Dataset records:
——————

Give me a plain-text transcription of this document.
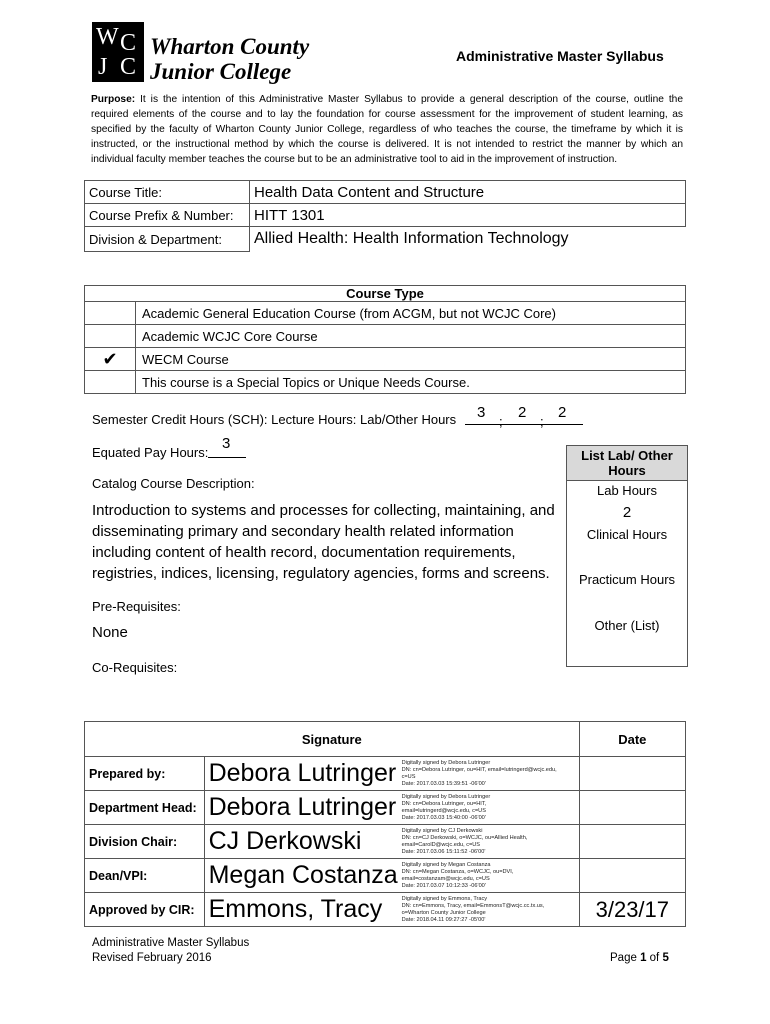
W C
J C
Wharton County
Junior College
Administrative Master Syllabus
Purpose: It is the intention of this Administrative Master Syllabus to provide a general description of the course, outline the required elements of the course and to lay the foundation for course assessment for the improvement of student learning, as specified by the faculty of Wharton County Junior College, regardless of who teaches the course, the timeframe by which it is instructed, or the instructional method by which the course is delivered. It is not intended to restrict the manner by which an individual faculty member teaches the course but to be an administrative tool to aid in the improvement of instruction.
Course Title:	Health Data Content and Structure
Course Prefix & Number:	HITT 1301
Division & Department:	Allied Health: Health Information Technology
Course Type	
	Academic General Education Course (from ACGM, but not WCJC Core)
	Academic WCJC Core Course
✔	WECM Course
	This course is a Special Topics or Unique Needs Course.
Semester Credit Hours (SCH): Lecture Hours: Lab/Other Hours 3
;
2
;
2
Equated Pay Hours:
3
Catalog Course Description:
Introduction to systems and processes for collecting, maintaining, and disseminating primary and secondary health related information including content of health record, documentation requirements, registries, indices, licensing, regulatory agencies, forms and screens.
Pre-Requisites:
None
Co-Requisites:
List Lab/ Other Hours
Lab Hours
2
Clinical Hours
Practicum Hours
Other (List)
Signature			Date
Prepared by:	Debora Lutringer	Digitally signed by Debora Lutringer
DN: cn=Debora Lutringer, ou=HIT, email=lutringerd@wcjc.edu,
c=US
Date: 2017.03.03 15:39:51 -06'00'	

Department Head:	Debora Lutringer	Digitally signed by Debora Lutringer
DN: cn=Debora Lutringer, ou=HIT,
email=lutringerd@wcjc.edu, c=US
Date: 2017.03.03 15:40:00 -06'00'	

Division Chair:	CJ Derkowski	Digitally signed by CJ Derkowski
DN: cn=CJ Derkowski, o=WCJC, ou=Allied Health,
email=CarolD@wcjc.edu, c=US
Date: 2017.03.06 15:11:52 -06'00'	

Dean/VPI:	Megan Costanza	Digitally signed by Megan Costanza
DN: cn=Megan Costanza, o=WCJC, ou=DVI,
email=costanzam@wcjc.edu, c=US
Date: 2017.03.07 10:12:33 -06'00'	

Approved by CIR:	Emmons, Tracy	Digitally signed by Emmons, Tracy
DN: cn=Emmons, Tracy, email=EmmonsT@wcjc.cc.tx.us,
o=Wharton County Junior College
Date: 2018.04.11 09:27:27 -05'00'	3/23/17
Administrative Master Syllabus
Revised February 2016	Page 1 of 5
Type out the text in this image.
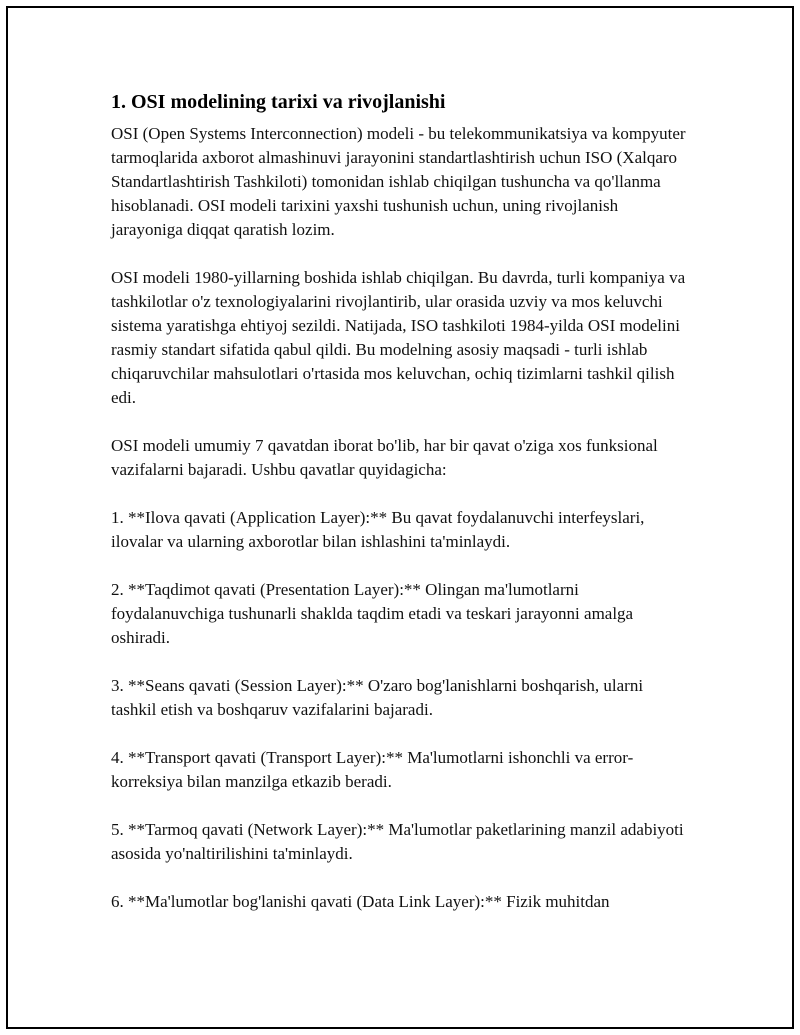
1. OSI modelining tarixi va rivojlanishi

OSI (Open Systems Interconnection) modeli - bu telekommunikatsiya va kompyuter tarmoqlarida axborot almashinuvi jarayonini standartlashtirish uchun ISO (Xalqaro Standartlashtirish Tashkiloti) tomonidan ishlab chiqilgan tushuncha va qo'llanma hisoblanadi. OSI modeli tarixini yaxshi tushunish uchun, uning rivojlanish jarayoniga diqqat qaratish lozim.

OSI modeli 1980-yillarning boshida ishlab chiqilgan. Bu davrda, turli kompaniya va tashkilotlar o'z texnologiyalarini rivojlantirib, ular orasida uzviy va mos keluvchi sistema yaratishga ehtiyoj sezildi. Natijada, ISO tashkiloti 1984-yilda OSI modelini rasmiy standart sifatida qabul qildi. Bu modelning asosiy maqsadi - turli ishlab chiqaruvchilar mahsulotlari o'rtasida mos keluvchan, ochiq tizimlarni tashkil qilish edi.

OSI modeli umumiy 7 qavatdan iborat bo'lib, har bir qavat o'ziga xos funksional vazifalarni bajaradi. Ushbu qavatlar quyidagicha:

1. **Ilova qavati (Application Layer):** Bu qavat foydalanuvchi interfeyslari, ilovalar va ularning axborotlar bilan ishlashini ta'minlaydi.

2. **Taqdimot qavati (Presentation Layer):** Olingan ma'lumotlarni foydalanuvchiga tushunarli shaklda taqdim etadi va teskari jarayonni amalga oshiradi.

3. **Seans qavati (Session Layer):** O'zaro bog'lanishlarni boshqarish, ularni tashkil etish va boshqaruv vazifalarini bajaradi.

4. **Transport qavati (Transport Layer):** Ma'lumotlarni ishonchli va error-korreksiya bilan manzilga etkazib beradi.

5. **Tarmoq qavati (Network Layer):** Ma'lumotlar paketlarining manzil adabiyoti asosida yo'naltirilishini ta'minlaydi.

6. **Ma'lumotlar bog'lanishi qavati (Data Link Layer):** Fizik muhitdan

——————

Set task: Search the records for the word "text" and copy every line where it occurs.

Answer to this exercise:
Give me a plain-text transcription of this document.
Type out the text in this image.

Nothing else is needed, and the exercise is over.